» WHAT IS BEING ASKED: Please list all lines of the material below in which the string "оператора" occurs.

::::::::

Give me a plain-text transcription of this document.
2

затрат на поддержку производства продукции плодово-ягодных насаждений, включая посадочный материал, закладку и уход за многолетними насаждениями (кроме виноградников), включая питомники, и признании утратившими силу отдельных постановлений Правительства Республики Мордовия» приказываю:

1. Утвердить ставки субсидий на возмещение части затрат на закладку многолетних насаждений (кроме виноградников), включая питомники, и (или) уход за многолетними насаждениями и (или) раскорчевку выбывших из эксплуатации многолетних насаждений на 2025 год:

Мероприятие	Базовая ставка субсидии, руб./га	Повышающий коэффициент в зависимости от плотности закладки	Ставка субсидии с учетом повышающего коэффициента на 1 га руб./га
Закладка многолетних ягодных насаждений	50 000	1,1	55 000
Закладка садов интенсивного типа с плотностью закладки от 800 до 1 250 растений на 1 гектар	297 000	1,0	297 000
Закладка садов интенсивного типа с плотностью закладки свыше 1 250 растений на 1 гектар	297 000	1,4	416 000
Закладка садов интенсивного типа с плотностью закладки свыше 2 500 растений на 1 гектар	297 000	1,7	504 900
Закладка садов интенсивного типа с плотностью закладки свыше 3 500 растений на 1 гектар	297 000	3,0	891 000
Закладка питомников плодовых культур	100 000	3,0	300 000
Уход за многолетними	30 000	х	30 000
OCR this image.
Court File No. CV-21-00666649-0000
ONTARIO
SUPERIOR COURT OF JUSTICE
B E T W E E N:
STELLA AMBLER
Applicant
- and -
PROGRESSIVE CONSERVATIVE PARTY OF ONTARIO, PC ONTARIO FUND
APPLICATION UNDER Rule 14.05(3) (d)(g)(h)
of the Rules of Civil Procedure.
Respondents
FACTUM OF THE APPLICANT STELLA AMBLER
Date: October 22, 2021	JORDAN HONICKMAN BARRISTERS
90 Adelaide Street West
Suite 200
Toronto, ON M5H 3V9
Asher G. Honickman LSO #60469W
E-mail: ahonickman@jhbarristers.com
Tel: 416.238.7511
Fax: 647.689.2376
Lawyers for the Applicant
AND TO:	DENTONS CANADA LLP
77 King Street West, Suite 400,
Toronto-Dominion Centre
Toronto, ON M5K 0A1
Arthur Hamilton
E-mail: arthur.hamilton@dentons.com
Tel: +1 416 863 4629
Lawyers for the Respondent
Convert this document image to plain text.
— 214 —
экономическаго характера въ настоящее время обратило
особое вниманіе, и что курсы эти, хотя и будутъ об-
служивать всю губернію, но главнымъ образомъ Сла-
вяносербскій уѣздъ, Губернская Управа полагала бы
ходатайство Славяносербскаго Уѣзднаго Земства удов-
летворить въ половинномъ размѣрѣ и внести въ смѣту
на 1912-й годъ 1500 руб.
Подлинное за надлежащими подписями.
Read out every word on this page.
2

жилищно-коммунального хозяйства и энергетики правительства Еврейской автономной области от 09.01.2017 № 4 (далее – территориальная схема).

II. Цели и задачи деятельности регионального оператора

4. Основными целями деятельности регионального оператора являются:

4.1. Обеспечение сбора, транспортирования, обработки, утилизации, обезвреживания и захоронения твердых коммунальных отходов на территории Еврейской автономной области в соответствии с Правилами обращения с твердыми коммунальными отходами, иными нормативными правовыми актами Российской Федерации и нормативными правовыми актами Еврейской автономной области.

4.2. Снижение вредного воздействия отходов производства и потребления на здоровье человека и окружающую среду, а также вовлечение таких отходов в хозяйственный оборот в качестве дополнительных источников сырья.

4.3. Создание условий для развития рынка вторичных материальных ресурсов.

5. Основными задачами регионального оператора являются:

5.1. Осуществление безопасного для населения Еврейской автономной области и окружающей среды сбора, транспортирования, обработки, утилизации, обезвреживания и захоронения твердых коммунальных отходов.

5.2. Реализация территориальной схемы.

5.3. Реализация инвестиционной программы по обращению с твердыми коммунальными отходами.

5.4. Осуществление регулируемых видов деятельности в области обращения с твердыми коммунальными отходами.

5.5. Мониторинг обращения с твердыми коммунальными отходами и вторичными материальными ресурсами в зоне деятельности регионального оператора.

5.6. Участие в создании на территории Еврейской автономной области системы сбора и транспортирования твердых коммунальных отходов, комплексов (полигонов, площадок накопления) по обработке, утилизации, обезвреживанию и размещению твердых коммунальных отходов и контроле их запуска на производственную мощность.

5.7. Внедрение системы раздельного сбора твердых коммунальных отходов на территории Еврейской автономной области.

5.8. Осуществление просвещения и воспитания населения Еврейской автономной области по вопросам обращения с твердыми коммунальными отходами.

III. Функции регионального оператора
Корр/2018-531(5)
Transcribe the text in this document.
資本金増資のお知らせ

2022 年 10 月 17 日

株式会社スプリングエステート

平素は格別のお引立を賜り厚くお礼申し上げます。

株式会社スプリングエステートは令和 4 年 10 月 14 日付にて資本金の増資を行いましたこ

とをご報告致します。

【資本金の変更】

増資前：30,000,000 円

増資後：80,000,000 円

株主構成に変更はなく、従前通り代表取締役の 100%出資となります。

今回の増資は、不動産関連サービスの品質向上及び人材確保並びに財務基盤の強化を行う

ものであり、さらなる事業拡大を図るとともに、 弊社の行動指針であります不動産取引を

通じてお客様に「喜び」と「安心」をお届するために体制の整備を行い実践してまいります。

::::::::

» WRITTEN RESPONSE:
II. Цели и задачи деятельности регионального оператора
4. Основными целями деятельности регионального оператора являются:
5. Основными задачами регионального оператора являются:
5.5. Мониторинг обращения с твердыми коммунальными отходами и вторичными материальными ресурсами в зоне деятельности регионального оператора.
III. Функции регионального оператора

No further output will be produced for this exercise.